→ PROBLEM TO WORK ON: Repeat every record below exactly as it appears.

→ RECORDS SUPPLIED:
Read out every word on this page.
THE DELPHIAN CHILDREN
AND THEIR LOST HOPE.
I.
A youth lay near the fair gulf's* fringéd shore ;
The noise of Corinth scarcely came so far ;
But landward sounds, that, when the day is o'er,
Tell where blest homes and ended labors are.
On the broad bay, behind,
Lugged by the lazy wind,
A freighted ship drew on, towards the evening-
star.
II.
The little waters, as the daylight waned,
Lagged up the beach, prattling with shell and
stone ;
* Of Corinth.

→ COMPLETE OUTPUT:
Read out every word on this page.
THE DELPHIAN CHILDREN
AND THEIR LOST HOPE.
I.
A youth lay near the fair gulf's* fringéd shore ;
The noise of Corinth scarcely came so far ;
But landward sounds, that, when the day is o'er,
Tell where blest homes and ended labors are.
On the broad bay, behind,
Lugged by the lazy wind,
A freighted ship drew on, towards the evening-
star.
II.
The little waters, as the daylight waned,
Lagged up the beach, prattling with shell and
stone ;
* Of Corinth.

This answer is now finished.